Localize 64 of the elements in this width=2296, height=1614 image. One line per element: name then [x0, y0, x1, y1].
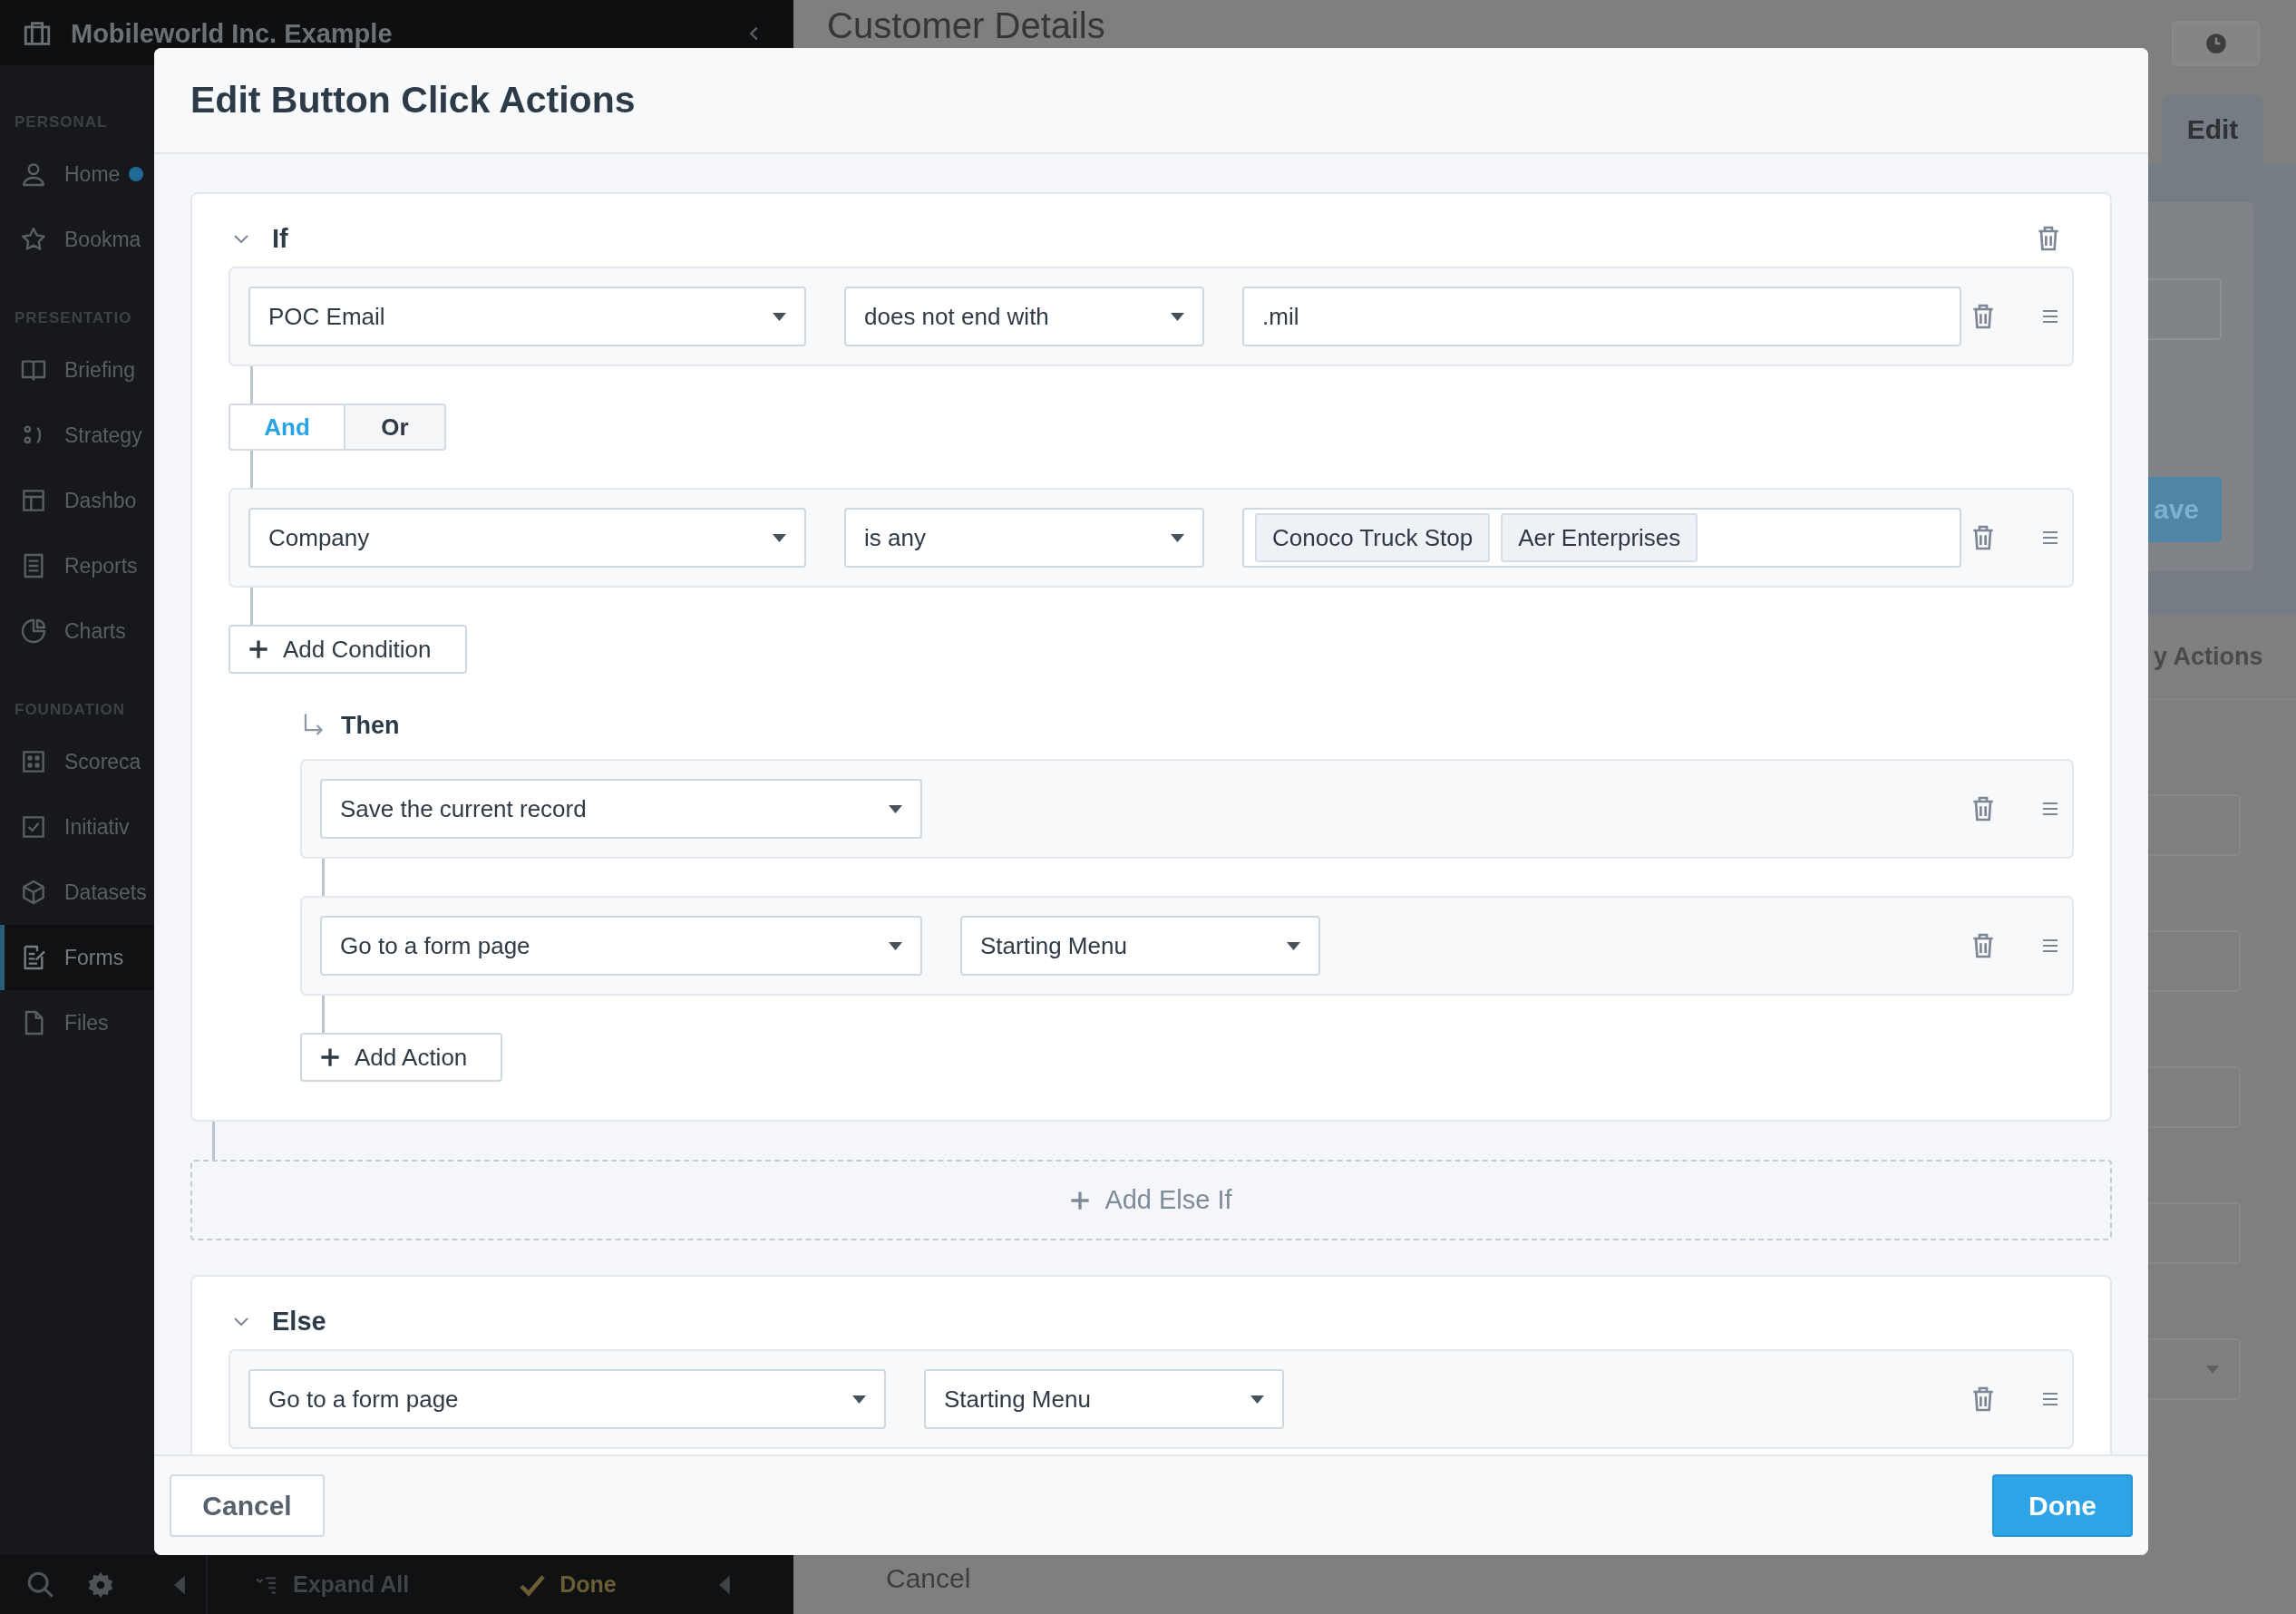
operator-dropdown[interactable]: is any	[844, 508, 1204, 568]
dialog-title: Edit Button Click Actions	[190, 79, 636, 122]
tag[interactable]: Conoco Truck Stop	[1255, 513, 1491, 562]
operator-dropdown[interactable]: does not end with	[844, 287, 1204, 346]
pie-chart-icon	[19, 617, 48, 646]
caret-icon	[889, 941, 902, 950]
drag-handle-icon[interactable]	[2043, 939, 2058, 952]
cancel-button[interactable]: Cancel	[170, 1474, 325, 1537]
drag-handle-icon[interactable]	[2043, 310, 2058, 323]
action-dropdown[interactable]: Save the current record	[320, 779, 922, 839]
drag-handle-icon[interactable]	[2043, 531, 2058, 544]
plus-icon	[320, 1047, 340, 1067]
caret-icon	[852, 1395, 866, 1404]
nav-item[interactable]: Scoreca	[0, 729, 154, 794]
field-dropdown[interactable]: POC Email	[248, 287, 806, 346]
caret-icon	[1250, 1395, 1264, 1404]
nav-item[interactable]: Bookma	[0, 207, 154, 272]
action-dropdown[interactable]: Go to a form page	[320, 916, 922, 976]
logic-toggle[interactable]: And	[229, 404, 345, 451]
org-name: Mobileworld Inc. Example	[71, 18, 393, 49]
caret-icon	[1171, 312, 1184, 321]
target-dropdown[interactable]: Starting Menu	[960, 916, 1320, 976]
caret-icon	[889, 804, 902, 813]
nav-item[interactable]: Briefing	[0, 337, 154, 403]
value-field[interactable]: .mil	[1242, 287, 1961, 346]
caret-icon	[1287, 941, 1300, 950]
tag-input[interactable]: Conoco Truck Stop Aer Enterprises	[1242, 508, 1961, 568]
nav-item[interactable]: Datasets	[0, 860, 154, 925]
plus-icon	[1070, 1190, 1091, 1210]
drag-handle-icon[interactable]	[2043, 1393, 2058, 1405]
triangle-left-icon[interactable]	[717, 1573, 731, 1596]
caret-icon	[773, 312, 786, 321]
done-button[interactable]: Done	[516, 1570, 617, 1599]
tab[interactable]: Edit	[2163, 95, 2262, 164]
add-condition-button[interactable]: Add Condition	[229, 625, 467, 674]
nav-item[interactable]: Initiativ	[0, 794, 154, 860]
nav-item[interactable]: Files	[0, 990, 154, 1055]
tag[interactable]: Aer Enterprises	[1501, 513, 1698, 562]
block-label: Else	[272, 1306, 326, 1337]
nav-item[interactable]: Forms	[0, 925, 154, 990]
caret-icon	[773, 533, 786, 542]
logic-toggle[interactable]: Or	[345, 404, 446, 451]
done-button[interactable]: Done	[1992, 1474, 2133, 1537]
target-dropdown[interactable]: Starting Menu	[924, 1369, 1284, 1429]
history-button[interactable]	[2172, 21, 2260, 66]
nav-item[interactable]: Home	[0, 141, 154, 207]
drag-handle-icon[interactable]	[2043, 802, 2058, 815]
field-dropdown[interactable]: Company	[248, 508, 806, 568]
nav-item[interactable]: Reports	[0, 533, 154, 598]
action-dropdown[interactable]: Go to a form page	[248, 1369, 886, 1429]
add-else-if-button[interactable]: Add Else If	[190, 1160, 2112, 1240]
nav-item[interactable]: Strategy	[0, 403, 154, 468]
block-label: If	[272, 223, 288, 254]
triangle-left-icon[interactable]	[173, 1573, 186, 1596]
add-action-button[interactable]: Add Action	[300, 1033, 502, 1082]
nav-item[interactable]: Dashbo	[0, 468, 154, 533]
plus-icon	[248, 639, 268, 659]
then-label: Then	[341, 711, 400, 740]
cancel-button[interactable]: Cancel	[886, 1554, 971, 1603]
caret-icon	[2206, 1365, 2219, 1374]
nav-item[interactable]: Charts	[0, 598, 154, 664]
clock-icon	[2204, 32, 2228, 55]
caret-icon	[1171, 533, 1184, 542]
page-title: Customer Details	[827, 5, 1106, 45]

○ ○ ○

## REQUIREMENT
Reproduce every line of the records above word for word, leaving out the picture.

## RESULT OF THE EXERCISE
Localize 64 of the elements in this width=2296, height=1614 image. One line per element: name then [x0, y0, x1, y1].
operator-dropdown[interactable]: is any	[844, 508, 1204, 568]
dialog-title: Edit Button Click Actions	[190, 79, 636, 122]
tag[interactable]: Conoco Truck Stop	[1255, 513, 1491, 562]
operator-dropdown[interactable]: does not end with	[844, 287, 1204, 346]
pie-chart-icon	[19, 617, 48, 646]
caret-icon	[889, 941, 902, 950]
drag-handle-icon[interactable]	[2043, 939, 2058, 952]
cancel-button[interactable]: Cancel	[170, 1474, 325, 1537]
drag-handle-icon[interactable]	[2043, 310, 2058, 323]
action-dropdown[interactable]: Save the current record	[320, 779, 922, 839]
drag-handle-icon[interactable]	[2043, 531, 2058, 544]
plus-icon	[320, 1047, 340, 1067]
caret-icon	[852, 1395, 866, 1404]
nav-item[interactable]: Scoreca	[0, 729, 154, 794]
field-dropdown[interactable]: POC Email	[248, 287, 806, 346]
caret-icon	[1250, 1395, 1264, 1404]
nav-item[interactable]: Bookma	[0, 207, 154, 272]
action-dropdown[interactable]: Go to a form page	[320, 916, 922, 976]
logic-toggle[interactable]: And	[229, 404, 345, 451]
org-name: Mobileworld Inc. Example	[71, 18, 393, 49]
caret-icon	[1171, 312, 1184, 321]
target-dropdown[interactable]: Starting Menu	[960, 916, 1320, 976]
caret-icon	[889, 804, 902, 813]
nav-item[interactable]: Briefing	[0, 337, 154, 403]
value-field[interactable]: .mil	[1242, 287, 1961, 346]
caret-icon	[1287, 941, 1300, 950]
tag-input[interactable]: Conoco Truck Stop Aer Enterprises	[1242, 508, 1961, 568]
nav-item[interactable]: Datasets	[0, 860, 154, 925]
plus-icon	[1070, 1190, 1091, 1210]
drag-handle-icon[interactable]	[2043, 1393, 2058, 1405]
triangle-left-icon[interactable]	[717, 1573, 731, 1596]
caret-icon	[773, 312, 786, 321]
done-button[interactable]: Done	[516, 1570, 617, 1599]
tab[interactable]: Edit	[2163, 95, 2262, 164]
add-condition-button[interactable]: Add Condition	[229, 625, 467, 674]
nav-item[interactable]: Initiativ	[0, 794, 154, 860]
nav-item[interactable]: Files	[0, 990, 154, 1055]
tag[interactable]: Aer Enterprises	[1501, 513, 1698, 562]
block-label: Else	[272, 1306, 326, 1337]
nav-item[interactable]: Forms	[0, 925, 154, 990]
caret-icon	[773, 533, 786, 542]
logic-toggle[interactable]: Or	[345, 404, 446, 451]
done-button[interactable]: Done	[1992, 1474, 2133, 1537]
target-dropdown[interactable]: Starting Menu	[924, 1369, 1284, 1429]
history-button[interactable]	[2172, 21, 2260, 66]
nav-item[interactable]: Home	[0, 141, 154, 207]
drag-handle-icon[interactable]	[2043, 802, 2058, 815]
field-dropdown[interactable]: Company	[248, 508, 806, 568]
nav-item[interactable]: Reports	[0, 533, 154, 598]
action-dropdown[interactable]: Go to a form page	[248, 1369, 886, 1429]
add-else-if-button[interactable]: Add Else If	[190, 1160, 2112, 1240]
nav-item[interactable]: Strategy	[0, 403, 154, 468]
block-label: If	[272, 223, 288, 254]
triangle-left-icon[interactable]	[173, 1573, 186, 1596]
add-action-button[interactable]: Add Action	[300, 1033, 502, 1082]
nav-item[interactable]: Dashbo	[0, 468, 154, 533]
plus-icon	[248, 639, 268, 659]
then-label: Then	[341, 711, 400, 740]
cancel-button[interactable]: Cancel	[886, 1554, 971, 1603]
caret-icon	[2206, 1365, 2219, 1374]
nav-item[interactable]: Charts	[0, 598, 154, 664]
clock-icon	[2204, 32, 2228, 55]
caret-icon	[1171, 533, 1184, 542]
page-title: Customer Details	[827, 5, 1106, 45]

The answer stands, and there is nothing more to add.